BRIEF —
Copy out every line exactly as given.

Dataset items:
+++

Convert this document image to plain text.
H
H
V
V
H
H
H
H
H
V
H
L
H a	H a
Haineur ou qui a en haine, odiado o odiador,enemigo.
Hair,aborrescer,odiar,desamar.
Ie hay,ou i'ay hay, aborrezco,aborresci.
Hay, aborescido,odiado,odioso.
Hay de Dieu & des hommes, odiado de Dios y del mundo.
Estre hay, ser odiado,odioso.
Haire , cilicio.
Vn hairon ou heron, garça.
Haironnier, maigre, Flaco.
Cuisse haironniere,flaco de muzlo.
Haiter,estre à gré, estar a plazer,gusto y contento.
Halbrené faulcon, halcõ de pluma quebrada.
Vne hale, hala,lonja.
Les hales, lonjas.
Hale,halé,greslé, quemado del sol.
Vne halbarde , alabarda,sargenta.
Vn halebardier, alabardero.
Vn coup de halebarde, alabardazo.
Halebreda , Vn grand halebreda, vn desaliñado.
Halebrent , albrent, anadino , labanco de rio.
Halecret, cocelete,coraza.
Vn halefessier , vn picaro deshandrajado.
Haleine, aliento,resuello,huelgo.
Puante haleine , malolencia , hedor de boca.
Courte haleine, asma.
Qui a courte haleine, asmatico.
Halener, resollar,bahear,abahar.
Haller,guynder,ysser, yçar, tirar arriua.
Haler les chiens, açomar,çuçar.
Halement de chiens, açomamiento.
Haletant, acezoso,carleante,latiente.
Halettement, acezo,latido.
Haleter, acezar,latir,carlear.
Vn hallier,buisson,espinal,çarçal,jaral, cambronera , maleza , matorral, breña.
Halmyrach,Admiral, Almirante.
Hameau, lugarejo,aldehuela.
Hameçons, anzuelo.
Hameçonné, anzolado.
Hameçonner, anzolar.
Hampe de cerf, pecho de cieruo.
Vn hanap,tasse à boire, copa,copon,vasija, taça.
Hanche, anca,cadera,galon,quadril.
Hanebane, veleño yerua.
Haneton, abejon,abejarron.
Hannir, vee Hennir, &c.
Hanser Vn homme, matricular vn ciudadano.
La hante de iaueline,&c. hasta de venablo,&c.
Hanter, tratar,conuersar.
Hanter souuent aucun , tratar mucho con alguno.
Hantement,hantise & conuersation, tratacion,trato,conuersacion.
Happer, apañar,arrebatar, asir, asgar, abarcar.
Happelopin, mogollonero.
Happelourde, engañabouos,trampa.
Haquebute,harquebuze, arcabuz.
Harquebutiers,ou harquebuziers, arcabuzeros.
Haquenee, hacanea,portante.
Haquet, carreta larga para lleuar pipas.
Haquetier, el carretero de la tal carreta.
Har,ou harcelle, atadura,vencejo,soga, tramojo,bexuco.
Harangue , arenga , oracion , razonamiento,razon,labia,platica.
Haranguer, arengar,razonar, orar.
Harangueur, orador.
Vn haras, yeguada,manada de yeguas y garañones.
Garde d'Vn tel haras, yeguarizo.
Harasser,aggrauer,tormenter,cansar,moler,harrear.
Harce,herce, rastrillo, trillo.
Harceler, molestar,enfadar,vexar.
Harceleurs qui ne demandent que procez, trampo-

+++

WRITTEN SOLUTION —
Convert this document image to plain text.
H
H
V
V
H
H
H
H
H
V
H
L
H a	H a
Haineur ou qui a en haine, odiado o odiador,enemigo.
Hair,aborrescer,odiar,desamar.
Ie hay,ou i'ay hay, aborrezco,aborresci.
Hay, aborescido,odiado,odioso.
Hay de Dieu & des hommes, odiado de Dios y del mundo.
Estre hay, ser odiado,odioso.
Haire , cilicio.
Vn hairon ou heron, garça.
Haironnier, maigre, Flaco.
Cuisse haironniere,flaco de muzlo.
Haiter,estre à gré, estar a plazer,gusto y contento.
Halbrené faulcon, halcõ de pluma quebrada.
Vne hale, hala,lonja.
Les hales, lonjas.
Hale,halé,greslé, quemado del sol.
Vne halbarde , alabarda,sargenta.
Vn halebardier, alabardero.
Vn coup de halebarde, alabardazo.
Halebreda , Vn grand halebreda, vn desaliñado.
Halebrent , albrent, anadino , labanco de rio.
Halecret, cocelete,coraza.
Vn halefessier , vn picaro deshandrajado.
Haleine, aliento,resuello,huelgo.
Puante haleine , malolencia , hedor de boca.
Courte haleine, asma.
Qui a courte haleine, asmatico.
Halener, resollar,bahear,abahar.
Haller,guynder,ysser, yçar, tirar arriua.
Haler les chiens, açomar,çuçar.
Halement de chiens, açomamiento.
Haletant, acezoso,carleante,latiente.
Halettement, acezo,latido.
Haleter, acezar,latir,carlear.
Vn hallier,buisson,espinal,çarçal,jaral, cambronera , maleza , matorral, breña.
Halmyrach,Admiral, Almirante.
Hameau, lugarejo,aldehuela.
Hameçons, anzuelo.
Hameçonné, anzolado.
Hameçonner, anzolar.
Hampe de cerf, pecho de cieruo.
Vn hanap,tasse à boire, copa,copon,vasija, taça.
Hanche, anca,cadera,galon,quadril.
Hanebane, veleño yerua.
Haneton, abejon,abejarron.
Hannir, vee Hennir, &c.
Hanser Vn homme, matricular vn ciudadano.
La hante de iaueline,&c. hasta de venablo,&c.
Hanter, tratar,conuersar.
Hanter souuent aucun , tratar mucho con alguno.
Hantement,hantise & conuersation, tratacion,trato,conuersacion.
Happer, apañar,arrebatar, asir, asgar, abarcar.
Happelopin, mogollonero.
Happelourde, engañabouos,trampa.
Haquebute,harquebuze, arcabuz.
Harquebutiers,ou harquebuziers, arcabuzeros.
Haquenee, hacanea,portante.
Haquet, carreta larga para lleuar pipas.
Haquetier, el carretero de la tal carreta.
Har,ou harcelle, atadura,vencejo,soga, tramojo,bexuco.
Harangue , arenga , oracion , razonamiento,razon,labia,platica.
Haranguer, arengar,razonar, orar.
Harangueur, orador.
Vn haras, yeguada,manada de yeguas y garañones.
Garde d'Vn tel haras, yeguarizo.
Harasser,aggrauer,tormenter,cansar,moler,harrear.
Harce,herce, rastrillo, trillo.
Harceler, molestar,enfadar,vexar.
Harceleurs qui ne demandent que procez, trampo-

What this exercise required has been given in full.